■ WRITTEN INSTRUCTION:
Copy out every item below word for word, leaving out the pictures.

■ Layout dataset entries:
____
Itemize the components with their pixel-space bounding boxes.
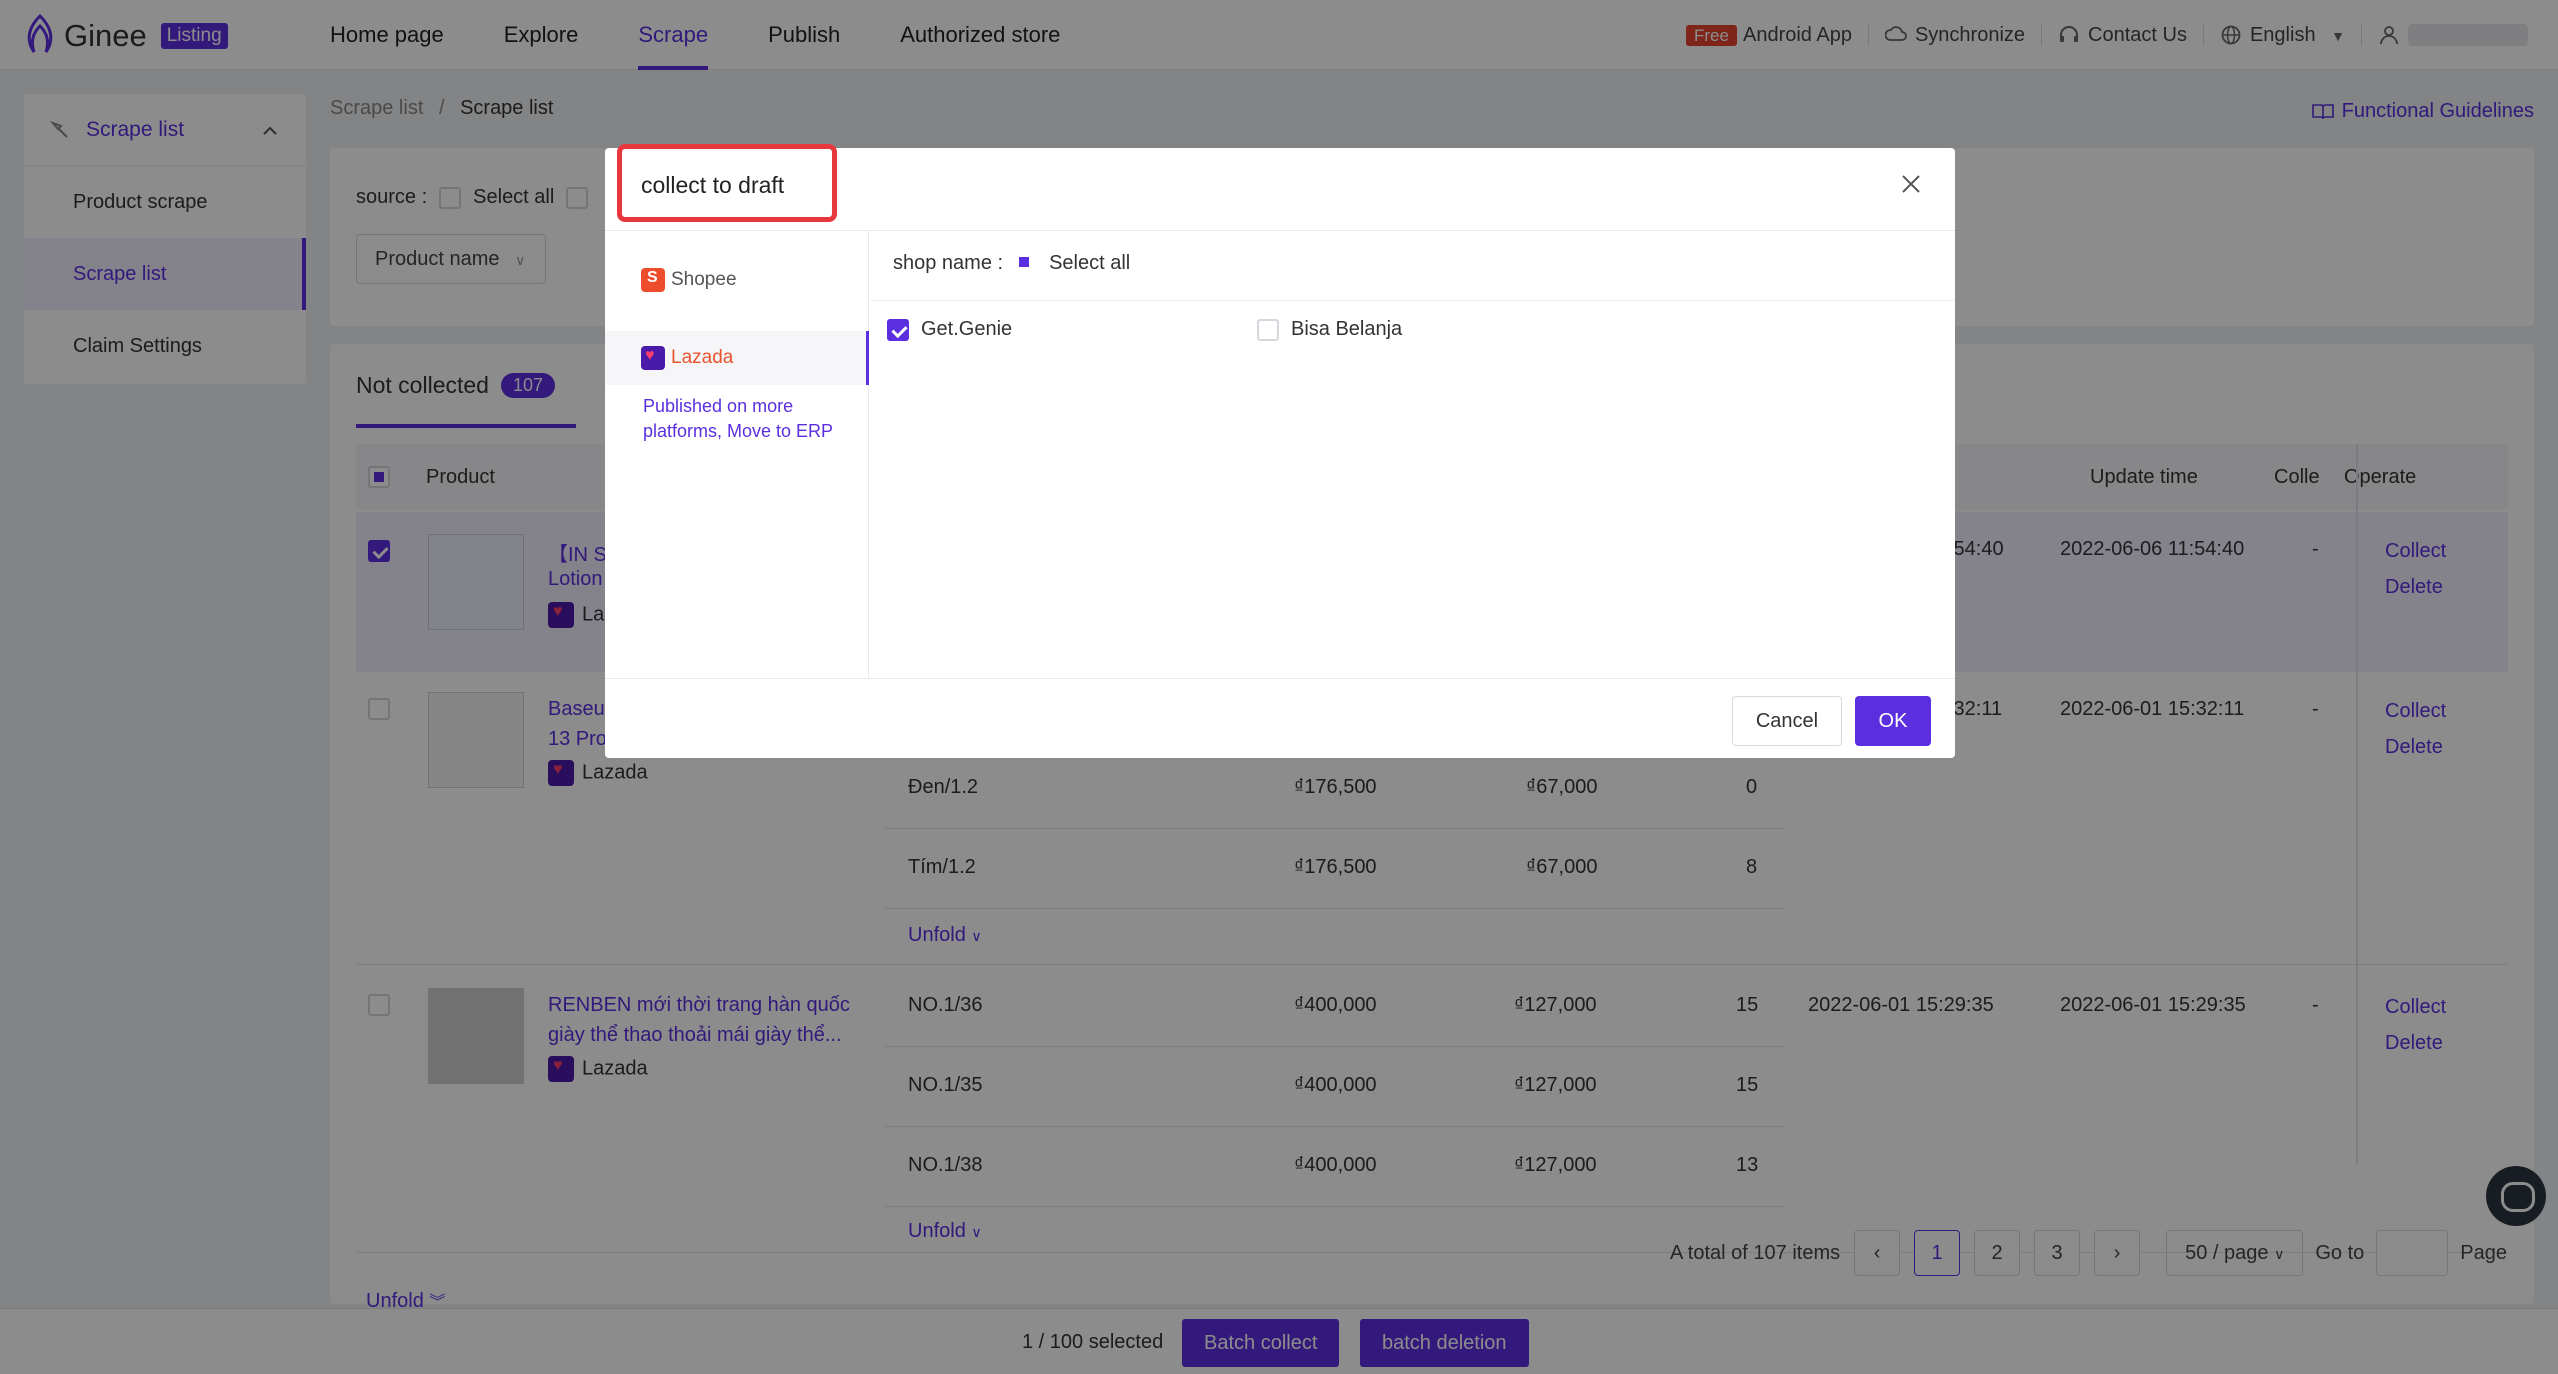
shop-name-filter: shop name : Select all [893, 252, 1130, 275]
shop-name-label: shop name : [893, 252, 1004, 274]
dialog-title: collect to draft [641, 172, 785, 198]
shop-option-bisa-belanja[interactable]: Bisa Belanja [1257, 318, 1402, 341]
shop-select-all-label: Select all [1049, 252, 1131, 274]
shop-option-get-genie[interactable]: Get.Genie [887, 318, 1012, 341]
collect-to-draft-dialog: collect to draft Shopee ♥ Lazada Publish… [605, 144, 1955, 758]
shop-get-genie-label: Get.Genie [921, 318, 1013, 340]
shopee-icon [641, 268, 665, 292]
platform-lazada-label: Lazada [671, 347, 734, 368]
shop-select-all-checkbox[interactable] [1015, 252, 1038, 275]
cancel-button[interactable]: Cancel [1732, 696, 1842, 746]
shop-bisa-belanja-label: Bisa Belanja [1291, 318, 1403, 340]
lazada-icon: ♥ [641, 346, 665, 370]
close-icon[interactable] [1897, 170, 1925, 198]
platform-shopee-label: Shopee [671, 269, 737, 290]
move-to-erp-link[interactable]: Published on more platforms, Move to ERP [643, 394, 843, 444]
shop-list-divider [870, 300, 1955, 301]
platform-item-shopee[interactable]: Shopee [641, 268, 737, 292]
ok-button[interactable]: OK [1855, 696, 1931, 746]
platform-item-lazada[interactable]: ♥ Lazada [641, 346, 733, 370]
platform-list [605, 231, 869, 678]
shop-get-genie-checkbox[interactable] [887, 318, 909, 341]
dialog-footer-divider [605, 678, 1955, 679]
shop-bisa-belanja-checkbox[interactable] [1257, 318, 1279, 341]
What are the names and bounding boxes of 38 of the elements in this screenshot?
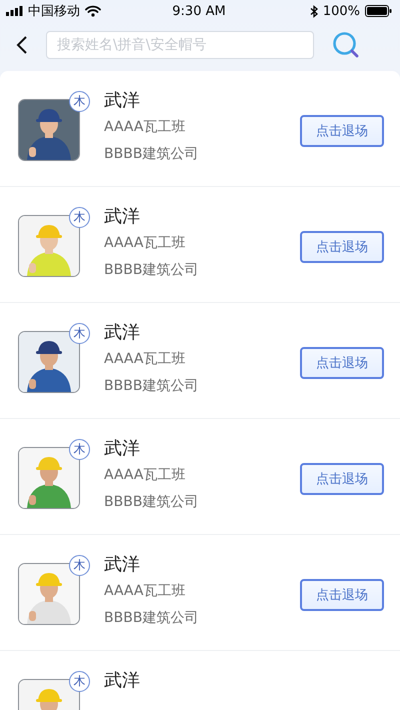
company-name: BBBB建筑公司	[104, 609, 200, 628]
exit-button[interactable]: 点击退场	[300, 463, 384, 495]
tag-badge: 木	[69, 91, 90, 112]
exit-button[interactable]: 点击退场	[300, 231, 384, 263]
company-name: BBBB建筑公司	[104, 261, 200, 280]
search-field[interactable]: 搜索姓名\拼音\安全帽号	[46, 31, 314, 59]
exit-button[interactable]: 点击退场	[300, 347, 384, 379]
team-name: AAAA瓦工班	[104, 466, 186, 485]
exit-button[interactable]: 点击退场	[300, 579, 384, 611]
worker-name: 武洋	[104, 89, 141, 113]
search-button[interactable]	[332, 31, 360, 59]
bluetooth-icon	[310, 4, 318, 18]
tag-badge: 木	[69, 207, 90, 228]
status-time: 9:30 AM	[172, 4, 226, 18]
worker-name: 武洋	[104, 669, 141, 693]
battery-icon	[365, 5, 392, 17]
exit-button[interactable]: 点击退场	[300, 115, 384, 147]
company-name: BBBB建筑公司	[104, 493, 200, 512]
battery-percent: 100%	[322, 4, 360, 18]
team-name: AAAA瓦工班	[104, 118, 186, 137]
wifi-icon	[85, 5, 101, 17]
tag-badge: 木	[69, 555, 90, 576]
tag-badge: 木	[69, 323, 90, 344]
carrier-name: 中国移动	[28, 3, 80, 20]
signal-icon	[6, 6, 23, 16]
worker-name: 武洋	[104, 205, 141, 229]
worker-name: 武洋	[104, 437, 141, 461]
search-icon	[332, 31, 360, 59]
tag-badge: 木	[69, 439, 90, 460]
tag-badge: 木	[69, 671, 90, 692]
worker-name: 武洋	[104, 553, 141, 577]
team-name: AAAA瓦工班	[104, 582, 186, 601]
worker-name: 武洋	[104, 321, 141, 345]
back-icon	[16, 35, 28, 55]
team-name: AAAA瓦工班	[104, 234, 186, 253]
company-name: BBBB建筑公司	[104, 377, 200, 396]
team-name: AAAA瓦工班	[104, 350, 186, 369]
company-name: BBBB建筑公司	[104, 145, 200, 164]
____
■ FINISHED ANSWER:
Itemize the components with their pixel-space bounding boxes.
shop-name-filter: shop name : Select all [893, 252, 1130, 275]
shop-name-label: shop name : [893, 252, 1004, 274]
dialog-title: collect to draft [641, 172, 785, 198]
shop-option-bisa-belanja[interactable]: Bisa Belanja [1257, 318, 1402, 341]
shop-select-all-label: Select all [1049, 252, 1131, 274]
shop-option-get-genie[interactable]: Get.Genie [887, 318, 1012, 341]
collect-to-draft-dialog: collect to draft Shopee ♥ Lazada Publish… [605, 144, 1955, 758]
shop-get-genie-label: Get.Genie [921, 318, 1013, 340]
shopee-icon [641, 268, 665, 292]
platform-lazada-label: Lazada [671, 347, 734, 368]
shop-select-all-checkbox[interactable] [1015, 252, 1038, 275]
cancel-button[interactable]: Cancel [1732, 696, 1842, 746]
shop-bisa-belanja-label: Bisa Belanja [1291, 318, 1403, 340]
lazada-icon: ♥ [641, 346, 665, 370]
close-icon[interactable] [1897, 170, 1925, 198]
platform-shopee-label: Shopee [671, 269, 737, 290]
move-to-erp-link[interactable]: Published on more platforms, Move to ERP [643, 394, 843, 444]
shop-list-divider [870, 300, 1955, 301]
platform-item-shopee[interactable]: Shopee [641, 268, 737, 292]
ok-button[interactable]: OK [1855, 696, 1931, 746]
platform-item-lazada[interactable]: ♥ Lazada [641, 346, 733, 370]
platform-list [605, 231, 869, 678]
shop-get-genie-checkbox[interactable] [887, 318, 909, 341]
dialog-footer-divider [605, 678, 1955, 679]
shop-bisa-belanja-checkbox[interactable] [1257, 318, 1279, 341]
What are the names and bounding boxes of 38 of the elements in this screenshot?
company-name: BBBB建筑公司	[104, 609, 200, 628]
exit-button[interactable]: 点击退场	[300, 463, 384, 495]
tag-badge: 木	[69, 91, 90, 112]
exit-button[interactable]: 点击退场	[300, 231, 384, 263]
company-name: BBBB建筑公司	[104, 261, 200, 280]
search-field[interactable]: 搜索姓名\拼音\安全帽号	[46, 31, 314, 59]
exit-button[interactable]: 点击退场	[300, 347, 384, 379]
team-name: AAAA瓦工班	[104, 466, 186, 485]
exit-button[interactable]: 点击退场	[300, 579, 384, 611]
worker-name: 武洋	[104, 89, 141, 113]
search-button[interactable]	[332, 31, 360, 59]
bluetooth-icon	[310, 4, 318, 18]
tag-badge: 木	[69, 207, 90, 228]
status-time: 9:30 AM	[172, 4, 226, 18]
worker-name: 武洋	[104, 669, 141, 693]
battery-icon	[365, 5, 392, 17]
exit-button[interactable]: 点击退场	[300, 115, 384, 147]
company-name: BBBB建筑公司	[104, 493, 200, 512]
battery-percent: 100%	[322, 4, 360, 18]
team-name: AAAA瓦工班	[104, 118, 186, 137]
wifi-icon	[85, 5, 101, 17]
tag-badge: 木	[69, 555, 90, 576]
tag-badge: 木	[69, 323, 90, 344]
carrier-name: 中国移动	[28, 3, 80, 20]
signal-icon	[6, 6, 23, 16]
worker-name: 武洋	[104, 205, 141, 229]
worker-name: 武洋	[104, 437, 141, 461]
search-icon	[332, 31, 360, 59]
tag-badge: 木	[69, 439, 90, 460]
tag-badge: 木	[69, 671, 90, 692]
worker-name: 武洋	[104, 553, 141, 577]
team-name: AAAA瓦工班	[104, 582, 186, 601]
worker-name: 武洋	[104, 321, 141, 345]
back-icon	[16, 35, 28, 55]
team-name: AAAA瓦工班	[104, 234, 186, 253]
company-name: BBBB建筑公司	[104, 377, 200, 396]
team-name: AAAA瓦工班	[104, 350, 186, 369]
company-name: BBBB建筑公司	[104, 145, 200, 164]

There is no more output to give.